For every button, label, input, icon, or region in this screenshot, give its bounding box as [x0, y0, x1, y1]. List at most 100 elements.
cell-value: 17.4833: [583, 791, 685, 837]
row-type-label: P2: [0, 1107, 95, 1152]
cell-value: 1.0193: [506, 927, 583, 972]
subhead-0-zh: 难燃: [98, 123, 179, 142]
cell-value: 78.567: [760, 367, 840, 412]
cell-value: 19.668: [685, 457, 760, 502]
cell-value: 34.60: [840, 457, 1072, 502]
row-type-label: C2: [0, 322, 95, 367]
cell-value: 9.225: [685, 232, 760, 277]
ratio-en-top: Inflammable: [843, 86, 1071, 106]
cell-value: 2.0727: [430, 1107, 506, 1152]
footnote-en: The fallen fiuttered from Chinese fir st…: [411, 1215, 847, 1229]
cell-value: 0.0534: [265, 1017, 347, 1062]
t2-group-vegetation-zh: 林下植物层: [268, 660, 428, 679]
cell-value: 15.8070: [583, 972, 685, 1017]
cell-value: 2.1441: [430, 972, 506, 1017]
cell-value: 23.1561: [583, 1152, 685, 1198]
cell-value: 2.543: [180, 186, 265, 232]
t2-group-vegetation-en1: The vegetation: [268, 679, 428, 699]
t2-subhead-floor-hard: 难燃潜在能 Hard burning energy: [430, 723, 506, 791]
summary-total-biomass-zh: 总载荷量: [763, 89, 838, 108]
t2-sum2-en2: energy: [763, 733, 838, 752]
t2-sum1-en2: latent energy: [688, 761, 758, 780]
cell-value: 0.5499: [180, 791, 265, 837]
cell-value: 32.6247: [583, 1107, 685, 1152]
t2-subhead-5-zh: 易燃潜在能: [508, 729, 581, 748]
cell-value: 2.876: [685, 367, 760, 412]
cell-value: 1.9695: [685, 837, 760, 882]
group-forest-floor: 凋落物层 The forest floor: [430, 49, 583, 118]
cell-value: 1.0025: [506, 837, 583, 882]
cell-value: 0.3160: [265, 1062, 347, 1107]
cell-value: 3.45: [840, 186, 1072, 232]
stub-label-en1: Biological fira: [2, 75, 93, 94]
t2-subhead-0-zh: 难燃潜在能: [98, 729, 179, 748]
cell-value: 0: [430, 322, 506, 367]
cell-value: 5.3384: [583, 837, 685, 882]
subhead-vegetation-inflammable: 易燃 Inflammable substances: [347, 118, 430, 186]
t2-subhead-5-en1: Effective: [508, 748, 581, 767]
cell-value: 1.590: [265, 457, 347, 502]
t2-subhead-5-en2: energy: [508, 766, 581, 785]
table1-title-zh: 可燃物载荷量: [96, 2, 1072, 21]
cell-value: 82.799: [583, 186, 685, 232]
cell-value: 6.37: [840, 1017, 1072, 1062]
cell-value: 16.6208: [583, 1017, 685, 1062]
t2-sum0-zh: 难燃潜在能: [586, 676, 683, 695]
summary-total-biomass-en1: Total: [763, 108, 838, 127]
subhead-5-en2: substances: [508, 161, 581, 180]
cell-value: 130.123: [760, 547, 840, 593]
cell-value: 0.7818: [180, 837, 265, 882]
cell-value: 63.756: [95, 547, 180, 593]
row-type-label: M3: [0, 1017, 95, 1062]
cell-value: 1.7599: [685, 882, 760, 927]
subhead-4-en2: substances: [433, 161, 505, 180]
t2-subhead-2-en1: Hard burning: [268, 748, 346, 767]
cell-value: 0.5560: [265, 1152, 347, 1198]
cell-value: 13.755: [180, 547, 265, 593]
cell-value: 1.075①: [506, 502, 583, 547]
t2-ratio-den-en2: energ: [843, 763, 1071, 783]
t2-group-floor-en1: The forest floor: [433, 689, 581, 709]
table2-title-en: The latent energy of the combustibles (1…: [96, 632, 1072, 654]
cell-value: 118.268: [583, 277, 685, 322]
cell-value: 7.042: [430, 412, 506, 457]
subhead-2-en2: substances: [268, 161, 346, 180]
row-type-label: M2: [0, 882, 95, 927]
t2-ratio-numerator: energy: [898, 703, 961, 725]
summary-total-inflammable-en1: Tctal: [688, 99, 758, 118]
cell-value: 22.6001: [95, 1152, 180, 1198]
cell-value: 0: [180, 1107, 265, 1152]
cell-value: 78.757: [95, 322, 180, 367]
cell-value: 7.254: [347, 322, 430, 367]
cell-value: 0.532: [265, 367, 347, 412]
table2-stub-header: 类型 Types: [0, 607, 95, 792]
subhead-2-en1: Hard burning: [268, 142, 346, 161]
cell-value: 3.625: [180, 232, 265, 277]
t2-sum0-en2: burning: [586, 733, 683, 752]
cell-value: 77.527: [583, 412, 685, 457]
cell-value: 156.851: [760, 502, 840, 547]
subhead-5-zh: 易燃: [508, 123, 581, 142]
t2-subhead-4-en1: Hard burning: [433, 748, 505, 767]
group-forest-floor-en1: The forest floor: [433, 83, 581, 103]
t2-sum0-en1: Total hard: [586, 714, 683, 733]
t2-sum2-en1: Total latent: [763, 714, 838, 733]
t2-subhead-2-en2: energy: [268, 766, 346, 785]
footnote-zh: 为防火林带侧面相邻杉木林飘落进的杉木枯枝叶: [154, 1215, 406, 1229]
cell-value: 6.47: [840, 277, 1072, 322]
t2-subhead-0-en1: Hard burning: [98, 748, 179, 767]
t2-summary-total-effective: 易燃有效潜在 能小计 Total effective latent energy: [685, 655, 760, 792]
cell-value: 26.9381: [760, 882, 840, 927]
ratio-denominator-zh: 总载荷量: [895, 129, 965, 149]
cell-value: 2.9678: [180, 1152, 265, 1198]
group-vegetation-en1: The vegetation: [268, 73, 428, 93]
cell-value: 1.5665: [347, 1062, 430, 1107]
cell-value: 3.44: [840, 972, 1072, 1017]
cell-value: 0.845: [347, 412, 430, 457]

== EXERCISE DETAILS ==
Retype the listing above line for line, changing nothing.

== WRITTEN REPLY ==
For every button, label, input, icon, or region in this screenshot, give its bounding box as [x0, y0, x1, y1]. List at most 100 elements.
cell-value: 17.4833: [583, 791, 685, 837]
row-type-label: P2: [0, 1107, 95, 1152]
cell-value: 1.0193: [506, 927, 583, 972]
subhead-0-zh: 难燃: [98, 123, 179, 142]
cell-value: 78.567: [760, 367, 840, 412]
cell-value: 19.668: [685, 457, 760, 502]
cell-value: 34.60: [840, 457, 1072, 502]
row-type-label: C2: [0, 322, 95, 367]
cell-value: 9.225: [685, 232, 760, 277]
ratio-en-top: Inflammable: [843, 86, 1071, 106]
cell-value: 2.0727: [430, 1107, 506, 1152]
footnote-en: The fallen fiuttered from Chinese fir st…: [411, 1215, 847, 1229]
cell-value: 0.0534: [265, 1017, 347, 1062]
t2-group-vegetation-zh: 林下植物层: [268, 660, 428, 679]
cell-value: 15.8070: [583, 972, 685, 1017]
cell-value: 2.1441: [430, 972, 506, 1017]
cell-value: 23.1561: [583, 1152, 685, 1198]
cell-value: 2.543: [180, 186, 265, 232]
t2-group-vegetation-en1: The vegetation: [268, 679, 428, 699]
t2-subhead-floor-hard: 难燃潜在能 Hard burning energy: [430, 723, 506, 791]
summary-total-biomass-zh: 总载荷量: [763, 89, 838, 108]
t2-sum2-en2: energy: [763, 733, 838, 752]
t2-sum1-en2: latent energy: [688, 761, 758, 780]
cell-value: 0.5499: [180, 791, 265, 837]
cell-value: 32.6247: [583, 1107, 685, 1152]
t2-subhead-5-zh: 易燃潜在能: [508, 729, 581, 748]
cell-value: 2.876: [685, 367, 760, 412]
cell-value: 1.9695: [685, 837, 760, 882]
group-forest-floor: 凋落物层 The forest floor: [430, 49, 583, 118]
cell-value: 1.0025: [506, 837, 583, 882]
cell-value: 0.3160: [265, 1062, 347, 1107]
cell-value: 3.45: [840, 186, 1072, 232]
stub-label-en1: Biological fira: [2, 75, 93, 94]
t2-subhead-0-zh: 难燃潜在能: [98, 729, 179, 748]
cell-value: 0: [430, 322, 506, 367]
cell-value: 5.3384: [583, 837, 685, 882]
subhead-vegetation-inflammable: 易燃 Inflammable substances: [347, 118, 430, 186]
t2-subhead-5-en1: Effective: [508, 748, 581, 767]
cell-value: 1.590: [265, 457, 347, 502]
t2-subhead-5-en2: energy: [508, 766, 581, 785]
table1-title-zh: 可燃物载荷量: [96, 2, 1072, 21]
cell-value: 82.799: [583, 186, 685, 232]
cell-value: 6.37: [840, 1017, 1072, 1062]
cell-value: 16.6208: [583, 1017, 685, 1062]
t2-sum0-zh: 难燃潜在能: [586, 676, 683, 695]
summary-total-biomass-en1: Total: [763, 108, 838, 127]
subhead-5-en2: substances: [508, 161, 581, 180]
cell-value: 130.123: [760, 547, 840, 593]
cell-value: 0.7818: [180, 837, 265, 882]
cell-value: 63.756: [95, 547, 180, 593]
row-type-label: M3: [0, 1017, 95, 1062]
cell-value: 1.7599: [685, 882, 760, 927]
subhead-4-en2: substances: [433, 161, 505, 180]
t2-subhead-2-en1: Hard burning: [268, 748, 346, 767]
cell-value: 0.5560: [265, 1152, 347, 1198]
cell-value: 13.755: [180, 547, 265, 593]
cell-value: 1.075①: [506, 502, 583, 547]
t2-ratio-den-en2: energ: [843, 763, 1071, 783]
t2-group-floor-en1: The forest floor: [433, 689, 581, 709]
table2-title-en: The latent energy of the combustibles (1…: [96, 632, 1072, 654]
cell-value: 118.268: [583, 277, 685, 322]
cell-value: 7.042: [430, 412, 506, 457]
subhead-2-en2: substances: [268, 161, 346, 180]
row-type-label: M2: [0, 882, 95, 927]
t2-ratio-numerator: energy: [898, 703, 961, 725]
summary-total-inflammable-en1: Tctal: [688, 99, 758, 118]
cell-value: 22.6001: [95, 1152, 180, 1198]
cell-value: 0: [180, 1107, 265, 1152]
cell-value: 78.757: [95, 322, 180, 367]
cell-value: 7.254: [347, 322, 430, 367]
cell-value: 0.532: [265, 367, 347, 412]
table2-stub-header: 类型 Types: [0, 607, 95, 792]
subhead-2-en1: Hard burning: [268, 142, 346, 161]
cell-value: 3.625: [180, 232, 265, 277]
t2-sum0-en2: burning: [586, 733, 683, 752]
cell-value: 77.527: [583, 412, 685, 457]
cell-value: 156.851: [760, 502, 840, 547]
subhead-5-zh: 易燃: [508, 123, 581, 142]
t2-subhead-4-en1: Hard burning: [433, 748, 505, 767]
group-forest-floor-en1: The forest floor: [433, 83, 581, 103]
t2-sum0-en1: Total hard: [586, 714, 683, 733]
t2-sum2-en1: Total latent: [763, 714, 838, 733]
t2-subhead-2-en2: energy: [268, 766, 346, 785]
footnote-zh: 为防火林带侧面相邻杉木林飘落进的杉木枯枝叶: [154, 1215, 406, 1229]
cell-value: 6.47: [840, 277, 1072, 322]
t2-subhead-0-en1: Hard burning: [98, 748, 179, 767]
t2-summary-total-effective: 易燃有效潜在 能小计 Total effective latent energy: [685, 655, 760, 792]
cell-value: 26.9381: [760, 882, 840, 927]
ratio-denominator-zh: 总载荷量: [895, 129, 965, 149]
cell-value: 2.9678: [180, 1152, 265, 1198]
group-vegetation-en1: The vegetation: [268, 73, 428, 93]
cell-value: 1.5665: [347, 1062, 430, 1107]
cell-value: 3.44: [840, 972, 1072, 1017]
cell-value: 0.845: [347, 412, 430, 457]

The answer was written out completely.